#### Your goal
Extract all lines that hold the string "ylabel".

++++ Records to process ++++

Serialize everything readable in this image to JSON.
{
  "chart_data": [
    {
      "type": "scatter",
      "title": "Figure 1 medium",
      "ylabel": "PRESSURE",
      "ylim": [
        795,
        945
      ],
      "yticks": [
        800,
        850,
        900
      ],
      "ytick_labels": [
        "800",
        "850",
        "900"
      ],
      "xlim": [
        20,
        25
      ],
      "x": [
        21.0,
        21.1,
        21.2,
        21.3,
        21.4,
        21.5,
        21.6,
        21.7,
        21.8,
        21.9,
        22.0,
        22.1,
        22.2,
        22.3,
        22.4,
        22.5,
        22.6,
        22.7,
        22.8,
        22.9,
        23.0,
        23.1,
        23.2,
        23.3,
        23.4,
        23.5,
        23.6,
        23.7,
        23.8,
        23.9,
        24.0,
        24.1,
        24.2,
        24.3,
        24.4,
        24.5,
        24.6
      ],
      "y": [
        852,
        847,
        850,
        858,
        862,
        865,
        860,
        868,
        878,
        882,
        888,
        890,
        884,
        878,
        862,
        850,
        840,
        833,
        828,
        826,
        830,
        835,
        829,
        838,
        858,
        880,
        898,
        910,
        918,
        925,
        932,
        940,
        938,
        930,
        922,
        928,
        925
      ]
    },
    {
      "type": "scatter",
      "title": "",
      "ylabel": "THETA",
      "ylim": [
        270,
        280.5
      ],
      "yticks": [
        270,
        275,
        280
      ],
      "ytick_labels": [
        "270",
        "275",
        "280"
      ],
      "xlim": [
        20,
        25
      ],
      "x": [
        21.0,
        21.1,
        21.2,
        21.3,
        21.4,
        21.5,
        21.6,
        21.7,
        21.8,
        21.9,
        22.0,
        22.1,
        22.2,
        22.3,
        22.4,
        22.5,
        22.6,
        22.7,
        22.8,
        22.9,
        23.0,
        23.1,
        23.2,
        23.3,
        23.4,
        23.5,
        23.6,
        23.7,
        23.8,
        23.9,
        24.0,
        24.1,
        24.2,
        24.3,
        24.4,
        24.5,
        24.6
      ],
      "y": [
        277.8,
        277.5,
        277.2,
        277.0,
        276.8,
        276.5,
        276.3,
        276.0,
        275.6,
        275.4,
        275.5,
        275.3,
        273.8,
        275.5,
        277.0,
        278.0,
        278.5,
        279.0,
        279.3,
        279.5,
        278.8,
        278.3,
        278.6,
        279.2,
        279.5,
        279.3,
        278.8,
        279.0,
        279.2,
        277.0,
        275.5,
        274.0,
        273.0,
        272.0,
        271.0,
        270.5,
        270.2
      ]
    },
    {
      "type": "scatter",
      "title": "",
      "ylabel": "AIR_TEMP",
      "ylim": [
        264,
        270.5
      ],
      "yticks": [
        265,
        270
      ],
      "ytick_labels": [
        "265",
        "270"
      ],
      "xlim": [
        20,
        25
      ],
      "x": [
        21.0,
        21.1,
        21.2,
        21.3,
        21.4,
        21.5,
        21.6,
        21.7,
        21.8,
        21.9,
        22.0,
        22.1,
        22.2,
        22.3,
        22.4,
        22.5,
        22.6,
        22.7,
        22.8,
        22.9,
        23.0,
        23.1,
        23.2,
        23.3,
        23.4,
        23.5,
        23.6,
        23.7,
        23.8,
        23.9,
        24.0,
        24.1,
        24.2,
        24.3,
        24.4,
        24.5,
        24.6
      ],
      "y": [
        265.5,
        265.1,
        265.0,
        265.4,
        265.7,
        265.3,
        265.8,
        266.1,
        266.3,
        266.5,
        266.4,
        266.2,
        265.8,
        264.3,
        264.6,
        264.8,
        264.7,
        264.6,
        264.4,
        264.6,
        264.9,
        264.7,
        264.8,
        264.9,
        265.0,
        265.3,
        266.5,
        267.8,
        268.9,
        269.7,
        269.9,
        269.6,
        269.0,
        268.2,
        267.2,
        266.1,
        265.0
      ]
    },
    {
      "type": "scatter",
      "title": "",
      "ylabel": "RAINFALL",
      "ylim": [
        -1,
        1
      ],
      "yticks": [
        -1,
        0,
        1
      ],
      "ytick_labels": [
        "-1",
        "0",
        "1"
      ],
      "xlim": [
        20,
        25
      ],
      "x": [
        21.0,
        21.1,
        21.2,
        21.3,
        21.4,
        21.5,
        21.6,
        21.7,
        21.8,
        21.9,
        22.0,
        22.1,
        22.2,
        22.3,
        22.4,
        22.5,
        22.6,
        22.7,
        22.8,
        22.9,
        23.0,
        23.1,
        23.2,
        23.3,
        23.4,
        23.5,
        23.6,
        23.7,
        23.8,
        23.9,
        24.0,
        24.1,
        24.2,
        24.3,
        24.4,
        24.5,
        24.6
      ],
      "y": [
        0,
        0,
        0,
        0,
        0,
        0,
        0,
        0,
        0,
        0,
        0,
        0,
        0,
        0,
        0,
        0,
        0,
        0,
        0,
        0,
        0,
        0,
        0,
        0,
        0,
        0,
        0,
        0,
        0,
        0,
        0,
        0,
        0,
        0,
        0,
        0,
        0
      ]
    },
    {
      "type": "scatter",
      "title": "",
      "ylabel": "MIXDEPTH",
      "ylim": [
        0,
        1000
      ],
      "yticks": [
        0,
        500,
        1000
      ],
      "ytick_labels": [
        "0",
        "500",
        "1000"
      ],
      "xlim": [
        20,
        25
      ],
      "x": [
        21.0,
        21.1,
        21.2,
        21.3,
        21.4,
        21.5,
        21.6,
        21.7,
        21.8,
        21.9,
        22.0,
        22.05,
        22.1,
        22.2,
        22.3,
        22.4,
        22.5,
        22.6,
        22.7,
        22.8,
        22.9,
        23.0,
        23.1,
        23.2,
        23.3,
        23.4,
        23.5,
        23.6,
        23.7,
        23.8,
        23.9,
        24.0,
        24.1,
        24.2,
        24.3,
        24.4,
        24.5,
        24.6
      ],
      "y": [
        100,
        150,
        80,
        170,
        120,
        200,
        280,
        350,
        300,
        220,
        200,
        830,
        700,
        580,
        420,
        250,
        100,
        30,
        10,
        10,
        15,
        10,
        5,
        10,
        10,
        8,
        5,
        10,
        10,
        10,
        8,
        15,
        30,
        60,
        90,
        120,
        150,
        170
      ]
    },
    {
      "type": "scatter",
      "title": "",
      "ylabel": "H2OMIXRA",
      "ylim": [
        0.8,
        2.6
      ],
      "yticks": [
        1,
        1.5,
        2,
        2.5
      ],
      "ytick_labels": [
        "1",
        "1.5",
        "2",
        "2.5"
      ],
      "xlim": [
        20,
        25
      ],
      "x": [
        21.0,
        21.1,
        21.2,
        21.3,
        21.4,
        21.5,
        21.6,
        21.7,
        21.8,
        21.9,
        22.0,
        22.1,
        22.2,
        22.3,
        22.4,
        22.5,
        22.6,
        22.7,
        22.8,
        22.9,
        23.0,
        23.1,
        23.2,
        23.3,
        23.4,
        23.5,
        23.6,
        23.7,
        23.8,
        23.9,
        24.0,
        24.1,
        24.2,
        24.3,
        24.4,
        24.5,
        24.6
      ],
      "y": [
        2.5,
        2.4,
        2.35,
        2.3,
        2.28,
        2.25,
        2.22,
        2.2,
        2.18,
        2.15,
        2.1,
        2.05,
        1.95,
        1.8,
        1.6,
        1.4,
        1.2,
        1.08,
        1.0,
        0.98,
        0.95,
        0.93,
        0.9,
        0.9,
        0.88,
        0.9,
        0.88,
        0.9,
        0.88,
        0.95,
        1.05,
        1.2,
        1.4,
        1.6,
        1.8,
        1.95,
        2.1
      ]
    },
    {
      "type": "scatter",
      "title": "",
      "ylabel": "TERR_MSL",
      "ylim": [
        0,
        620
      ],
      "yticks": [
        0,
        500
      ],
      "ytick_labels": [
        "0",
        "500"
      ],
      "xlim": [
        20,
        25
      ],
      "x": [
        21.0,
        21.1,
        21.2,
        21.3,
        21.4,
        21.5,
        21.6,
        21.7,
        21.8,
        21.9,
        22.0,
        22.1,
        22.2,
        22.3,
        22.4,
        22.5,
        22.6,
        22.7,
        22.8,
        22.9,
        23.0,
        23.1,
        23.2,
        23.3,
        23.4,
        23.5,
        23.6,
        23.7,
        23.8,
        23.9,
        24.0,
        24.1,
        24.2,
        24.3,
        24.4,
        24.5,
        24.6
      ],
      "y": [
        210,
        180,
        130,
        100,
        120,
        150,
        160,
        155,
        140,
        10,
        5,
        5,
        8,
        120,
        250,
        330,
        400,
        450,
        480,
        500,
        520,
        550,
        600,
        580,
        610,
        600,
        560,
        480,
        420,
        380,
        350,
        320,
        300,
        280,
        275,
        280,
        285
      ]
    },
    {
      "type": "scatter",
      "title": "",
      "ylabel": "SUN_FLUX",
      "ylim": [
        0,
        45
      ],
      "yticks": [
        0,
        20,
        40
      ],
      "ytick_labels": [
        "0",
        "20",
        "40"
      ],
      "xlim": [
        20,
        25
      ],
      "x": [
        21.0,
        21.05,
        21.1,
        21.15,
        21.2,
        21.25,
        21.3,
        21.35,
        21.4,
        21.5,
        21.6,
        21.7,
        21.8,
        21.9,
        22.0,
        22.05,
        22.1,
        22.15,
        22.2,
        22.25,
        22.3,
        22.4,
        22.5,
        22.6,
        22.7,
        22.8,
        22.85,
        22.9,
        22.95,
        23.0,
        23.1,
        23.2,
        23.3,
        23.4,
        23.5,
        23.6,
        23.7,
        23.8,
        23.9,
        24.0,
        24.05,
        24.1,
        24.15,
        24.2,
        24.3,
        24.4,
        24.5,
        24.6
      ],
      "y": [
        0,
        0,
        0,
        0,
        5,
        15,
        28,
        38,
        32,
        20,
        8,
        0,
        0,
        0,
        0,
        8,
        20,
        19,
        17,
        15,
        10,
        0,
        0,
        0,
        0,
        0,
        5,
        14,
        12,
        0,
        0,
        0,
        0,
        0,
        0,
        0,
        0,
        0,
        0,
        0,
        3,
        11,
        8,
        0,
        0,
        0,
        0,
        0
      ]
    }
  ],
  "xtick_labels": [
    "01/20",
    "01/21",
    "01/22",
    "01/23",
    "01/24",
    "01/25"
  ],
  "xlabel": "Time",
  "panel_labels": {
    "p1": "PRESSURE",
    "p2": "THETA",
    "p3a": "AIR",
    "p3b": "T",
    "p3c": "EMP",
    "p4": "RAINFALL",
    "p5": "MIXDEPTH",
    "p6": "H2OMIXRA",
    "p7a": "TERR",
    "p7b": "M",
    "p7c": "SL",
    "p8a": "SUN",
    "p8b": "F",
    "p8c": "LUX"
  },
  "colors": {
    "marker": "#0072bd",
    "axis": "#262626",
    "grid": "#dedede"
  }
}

++++

#### Output of the task
      "ylabel": "PRESSURE",
      "ylabel": "THETA",
      "ylabel": "AIR_TEMP",
      "ylabel": "RAINFALL",
      "ylabel": "MIXDEPTH",
      "ylabel": "H2OMIXRA",
      "ylabel": "TERR_MSL",
      "ylabel": "SUN_FLUX",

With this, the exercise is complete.